--- EXTRACTED RECORDS ---
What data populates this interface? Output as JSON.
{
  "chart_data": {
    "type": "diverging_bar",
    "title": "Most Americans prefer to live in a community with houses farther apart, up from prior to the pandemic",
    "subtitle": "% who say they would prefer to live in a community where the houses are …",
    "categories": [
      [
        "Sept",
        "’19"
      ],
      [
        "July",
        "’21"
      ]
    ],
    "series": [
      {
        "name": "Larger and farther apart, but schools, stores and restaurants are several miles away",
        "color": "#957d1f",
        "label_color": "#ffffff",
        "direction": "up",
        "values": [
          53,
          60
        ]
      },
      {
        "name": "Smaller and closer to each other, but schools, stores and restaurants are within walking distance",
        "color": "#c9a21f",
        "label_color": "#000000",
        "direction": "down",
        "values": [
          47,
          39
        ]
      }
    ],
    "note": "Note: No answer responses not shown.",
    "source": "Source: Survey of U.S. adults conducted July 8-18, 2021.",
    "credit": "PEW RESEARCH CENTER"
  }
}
---
### WHAT NEEDS TO BE DONE
Copy out the full set of records precisely, leaving nothing out.

### ANSWER FOR THE TASK
What data populates this interface? Output as JSON.
{
  "chart_data": {
    "type": "diverging_bar",
    "title": "Most Americans prefer to live in a community with houses farther apart, up from prior to the pandemic",
    "subtitle": "% who say they would prefer to live in a community where the houses are …",
    "categories": [
      [
        "Sept",
        "’19"
      ],
      [
        "July",
        "’21"
      ]
    ],
    "series": [
      {
        "name": "Larger and farther apart, but schools, stores and restaurants are several miles away",
        "color": "#957d1f",
        "label_color": "#ffffff",
        "direction": "up",
        "values": [
          53,
          60
        ]
      },
      {
        "name": "Smaller and closer to each other, but schools, stores and restaurants are within walking distance",
        "color": "#c9a21f",
        "label_color": "#000000",
        "direction": "down",
        "values": [
          47,
          39
        ]
      }
    ],
    "note": "Note: No answer responses not shown.",
    "source": "Source: Survey of U.S. adults conducted July 8-18, 2021.",
    "credit": "PEW RESEARCH CENTER"
  }
}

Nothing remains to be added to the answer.